Task brief: Identify and copy all lines of the material where the string "mail" is found.

Dataset rows:
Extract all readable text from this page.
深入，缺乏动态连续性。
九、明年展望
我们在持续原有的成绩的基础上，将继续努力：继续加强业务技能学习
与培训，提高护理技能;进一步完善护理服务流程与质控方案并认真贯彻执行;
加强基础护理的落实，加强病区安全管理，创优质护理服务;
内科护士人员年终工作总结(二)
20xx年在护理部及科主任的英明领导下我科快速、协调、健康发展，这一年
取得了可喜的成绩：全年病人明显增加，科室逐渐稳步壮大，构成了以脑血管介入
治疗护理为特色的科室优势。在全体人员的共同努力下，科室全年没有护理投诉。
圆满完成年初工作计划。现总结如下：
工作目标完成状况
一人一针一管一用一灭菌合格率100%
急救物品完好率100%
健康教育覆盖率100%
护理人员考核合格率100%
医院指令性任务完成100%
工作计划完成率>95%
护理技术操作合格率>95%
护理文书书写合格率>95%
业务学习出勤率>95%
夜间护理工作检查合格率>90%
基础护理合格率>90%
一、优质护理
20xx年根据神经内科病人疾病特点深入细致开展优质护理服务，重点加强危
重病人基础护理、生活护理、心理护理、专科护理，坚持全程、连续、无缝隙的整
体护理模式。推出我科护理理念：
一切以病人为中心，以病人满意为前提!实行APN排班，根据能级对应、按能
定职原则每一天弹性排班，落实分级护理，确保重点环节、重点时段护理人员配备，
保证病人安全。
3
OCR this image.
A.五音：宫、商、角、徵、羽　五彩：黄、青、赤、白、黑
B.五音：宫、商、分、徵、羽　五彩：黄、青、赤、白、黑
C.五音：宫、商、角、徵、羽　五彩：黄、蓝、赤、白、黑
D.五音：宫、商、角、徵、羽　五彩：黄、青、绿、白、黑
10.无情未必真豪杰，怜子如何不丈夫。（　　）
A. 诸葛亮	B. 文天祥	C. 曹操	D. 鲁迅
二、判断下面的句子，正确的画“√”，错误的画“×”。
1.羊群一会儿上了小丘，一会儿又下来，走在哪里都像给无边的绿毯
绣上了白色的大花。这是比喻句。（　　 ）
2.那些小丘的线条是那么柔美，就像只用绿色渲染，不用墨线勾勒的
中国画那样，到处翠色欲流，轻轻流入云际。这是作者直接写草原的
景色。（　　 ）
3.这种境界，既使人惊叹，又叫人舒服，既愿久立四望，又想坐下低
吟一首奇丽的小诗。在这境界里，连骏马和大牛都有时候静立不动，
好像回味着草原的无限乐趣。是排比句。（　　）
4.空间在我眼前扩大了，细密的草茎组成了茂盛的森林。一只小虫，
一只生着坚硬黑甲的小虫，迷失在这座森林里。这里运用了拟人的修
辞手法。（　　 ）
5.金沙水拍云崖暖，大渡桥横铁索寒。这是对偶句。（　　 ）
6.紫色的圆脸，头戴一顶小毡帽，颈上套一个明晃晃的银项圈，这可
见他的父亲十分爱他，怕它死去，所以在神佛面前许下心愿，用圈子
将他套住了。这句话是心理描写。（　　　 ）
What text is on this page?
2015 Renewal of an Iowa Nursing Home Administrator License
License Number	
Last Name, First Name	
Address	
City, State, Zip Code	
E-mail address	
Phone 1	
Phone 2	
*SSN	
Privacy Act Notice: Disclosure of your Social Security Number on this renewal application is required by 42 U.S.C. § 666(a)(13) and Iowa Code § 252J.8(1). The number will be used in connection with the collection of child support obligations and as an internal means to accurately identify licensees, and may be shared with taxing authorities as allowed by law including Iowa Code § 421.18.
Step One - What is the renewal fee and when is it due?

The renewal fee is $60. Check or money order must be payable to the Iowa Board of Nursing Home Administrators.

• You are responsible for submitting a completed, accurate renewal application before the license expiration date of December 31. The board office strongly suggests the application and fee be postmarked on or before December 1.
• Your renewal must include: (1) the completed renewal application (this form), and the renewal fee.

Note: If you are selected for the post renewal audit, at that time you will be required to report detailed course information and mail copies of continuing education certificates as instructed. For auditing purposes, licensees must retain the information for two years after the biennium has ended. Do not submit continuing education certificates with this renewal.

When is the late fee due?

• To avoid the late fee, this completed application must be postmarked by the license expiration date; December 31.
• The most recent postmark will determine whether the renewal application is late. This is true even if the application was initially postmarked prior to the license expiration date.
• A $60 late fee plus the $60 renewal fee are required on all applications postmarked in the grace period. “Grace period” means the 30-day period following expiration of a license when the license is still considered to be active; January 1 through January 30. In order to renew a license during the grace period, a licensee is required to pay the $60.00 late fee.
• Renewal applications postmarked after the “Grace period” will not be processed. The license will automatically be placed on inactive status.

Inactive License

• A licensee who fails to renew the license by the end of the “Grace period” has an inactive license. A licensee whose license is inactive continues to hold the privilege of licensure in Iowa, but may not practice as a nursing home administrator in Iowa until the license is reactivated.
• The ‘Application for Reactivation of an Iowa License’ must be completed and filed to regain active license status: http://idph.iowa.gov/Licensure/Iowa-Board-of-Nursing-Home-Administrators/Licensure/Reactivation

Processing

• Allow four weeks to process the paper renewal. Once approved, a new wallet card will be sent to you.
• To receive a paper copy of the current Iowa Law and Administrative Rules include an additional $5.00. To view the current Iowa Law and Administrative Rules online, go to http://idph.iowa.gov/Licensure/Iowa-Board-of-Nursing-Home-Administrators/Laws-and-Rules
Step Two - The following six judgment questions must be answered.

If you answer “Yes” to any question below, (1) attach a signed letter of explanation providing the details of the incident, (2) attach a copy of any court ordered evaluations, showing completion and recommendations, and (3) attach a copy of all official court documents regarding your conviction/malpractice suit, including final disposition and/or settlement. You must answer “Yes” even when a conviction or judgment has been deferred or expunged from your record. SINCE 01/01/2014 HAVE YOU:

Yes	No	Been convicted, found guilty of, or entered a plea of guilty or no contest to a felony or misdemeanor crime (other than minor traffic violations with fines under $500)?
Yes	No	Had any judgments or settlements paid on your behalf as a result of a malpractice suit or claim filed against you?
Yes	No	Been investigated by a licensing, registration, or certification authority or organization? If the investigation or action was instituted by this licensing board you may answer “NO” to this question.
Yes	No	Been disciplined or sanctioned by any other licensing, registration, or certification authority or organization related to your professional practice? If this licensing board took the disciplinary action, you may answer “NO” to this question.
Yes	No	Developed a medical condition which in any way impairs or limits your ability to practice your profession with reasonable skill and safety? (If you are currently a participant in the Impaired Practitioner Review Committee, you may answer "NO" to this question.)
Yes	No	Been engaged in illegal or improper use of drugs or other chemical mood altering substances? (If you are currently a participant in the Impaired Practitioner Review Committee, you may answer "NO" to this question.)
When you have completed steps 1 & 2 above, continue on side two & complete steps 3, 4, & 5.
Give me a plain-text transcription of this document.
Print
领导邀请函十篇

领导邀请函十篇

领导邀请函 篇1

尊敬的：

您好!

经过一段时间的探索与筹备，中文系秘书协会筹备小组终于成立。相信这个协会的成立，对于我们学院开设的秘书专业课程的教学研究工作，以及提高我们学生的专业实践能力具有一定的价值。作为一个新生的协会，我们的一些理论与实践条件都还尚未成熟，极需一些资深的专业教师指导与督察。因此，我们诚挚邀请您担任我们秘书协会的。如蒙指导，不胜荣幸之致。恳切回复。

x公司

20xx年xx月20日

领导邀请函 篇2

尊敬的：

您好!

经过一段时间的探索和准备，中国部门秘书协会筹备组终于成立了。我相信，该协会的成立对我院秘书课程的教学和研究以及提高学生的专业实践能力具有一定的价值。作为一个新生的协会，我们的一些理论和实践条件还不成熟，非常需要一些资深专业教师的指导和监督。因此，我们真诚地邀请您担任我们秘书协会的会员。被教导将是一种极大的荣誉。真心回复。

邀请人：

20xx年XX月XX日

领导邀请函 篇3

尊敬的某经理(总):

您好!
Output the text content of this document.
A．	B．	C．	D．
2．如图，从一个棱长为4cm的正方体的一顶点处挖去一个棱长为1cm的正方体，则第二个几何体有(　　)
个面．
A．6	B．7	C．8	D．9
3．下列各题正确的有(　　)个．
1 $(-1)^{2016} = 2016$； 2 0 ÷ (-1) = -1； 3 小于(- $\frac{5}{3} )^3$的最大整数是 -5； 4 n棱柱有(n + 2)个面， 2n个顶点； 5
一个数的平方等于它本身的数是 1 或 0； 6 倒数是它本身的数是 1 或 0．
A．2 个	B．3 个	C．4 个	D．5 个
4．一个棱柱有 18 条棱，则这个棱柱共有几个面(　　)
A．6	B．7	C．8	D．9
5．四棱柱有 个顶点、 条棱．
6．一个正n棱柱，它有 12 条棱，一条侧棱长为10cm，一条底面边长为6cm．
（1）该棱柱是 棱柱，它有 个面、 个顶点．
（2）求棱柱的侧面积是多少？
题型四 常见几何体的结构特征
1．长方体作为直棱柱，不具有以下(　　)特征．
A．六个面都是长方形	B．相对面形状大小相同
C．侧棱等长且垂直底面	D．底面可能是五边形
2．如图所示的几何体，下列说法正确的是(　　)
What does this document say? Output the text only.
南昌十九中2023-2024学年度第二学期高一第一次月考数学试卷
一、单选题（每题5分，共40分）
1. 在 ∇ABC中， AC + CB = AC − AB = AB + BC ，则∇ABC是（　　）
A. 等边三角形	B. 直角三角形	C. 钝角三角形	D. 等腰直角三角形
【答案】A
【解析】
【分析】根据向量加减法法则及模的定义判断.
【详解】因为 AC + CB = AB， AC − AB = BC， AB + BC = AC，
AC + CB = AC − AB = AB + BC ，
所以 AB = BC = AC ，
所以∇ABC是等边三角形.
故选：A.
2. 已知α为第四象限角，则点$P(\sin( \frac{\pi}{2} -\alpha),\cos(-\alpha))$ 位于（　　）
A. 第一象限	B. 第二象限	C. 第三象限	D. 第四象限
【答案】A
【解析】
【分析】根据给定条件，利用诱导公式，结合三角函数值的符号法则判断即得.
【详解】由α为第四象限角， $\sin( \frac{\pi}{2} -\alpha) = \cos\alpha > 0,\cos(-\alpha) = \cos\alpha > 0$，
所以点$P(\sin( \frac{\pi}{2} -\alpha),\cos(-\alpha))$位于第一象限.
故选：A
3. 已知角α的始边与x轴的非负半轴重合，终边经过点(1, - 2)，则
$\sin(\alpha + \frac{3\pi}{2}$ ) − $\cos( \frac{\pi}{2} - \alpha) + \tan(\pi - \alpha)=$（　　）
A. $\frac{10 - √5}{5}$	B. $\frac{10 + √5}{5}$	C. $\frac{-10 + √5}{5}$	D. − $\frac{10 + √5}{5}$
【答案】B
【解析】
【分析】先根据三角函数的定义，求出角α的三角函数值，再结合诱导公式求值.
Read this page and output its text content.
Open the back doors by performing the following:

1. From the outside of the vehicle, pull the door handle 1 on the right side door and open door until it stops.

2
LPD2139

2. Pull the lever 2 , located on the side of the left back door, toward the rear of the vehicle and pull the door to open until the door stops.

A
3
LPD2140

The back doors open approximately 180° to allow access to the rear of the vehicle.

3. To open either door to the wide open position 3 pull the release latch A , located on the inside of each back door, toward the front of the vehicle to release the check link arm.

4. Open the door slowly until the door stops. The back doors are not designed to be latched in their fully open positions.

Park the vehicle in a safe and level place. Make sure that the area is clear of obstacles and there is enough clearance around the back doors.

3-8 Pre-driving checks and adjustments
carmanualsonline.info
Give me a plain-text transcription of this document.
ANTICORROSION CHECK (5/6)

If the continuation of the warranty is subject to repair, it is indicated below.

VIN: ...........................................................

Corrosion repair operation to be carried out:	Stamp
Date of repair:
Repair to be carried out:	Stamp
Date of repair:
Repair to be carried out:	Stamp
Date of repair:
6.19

Worked answer:
E-mail address	
Note: If you are selected for the post renewal audit, at that time you will be required to report detailed course information and mail copies of continuing education certificates as instructed. For auditing purposes, licensees must retain the information for two years after the biennium has ended. Do not submit continuing education certificates with this renewal.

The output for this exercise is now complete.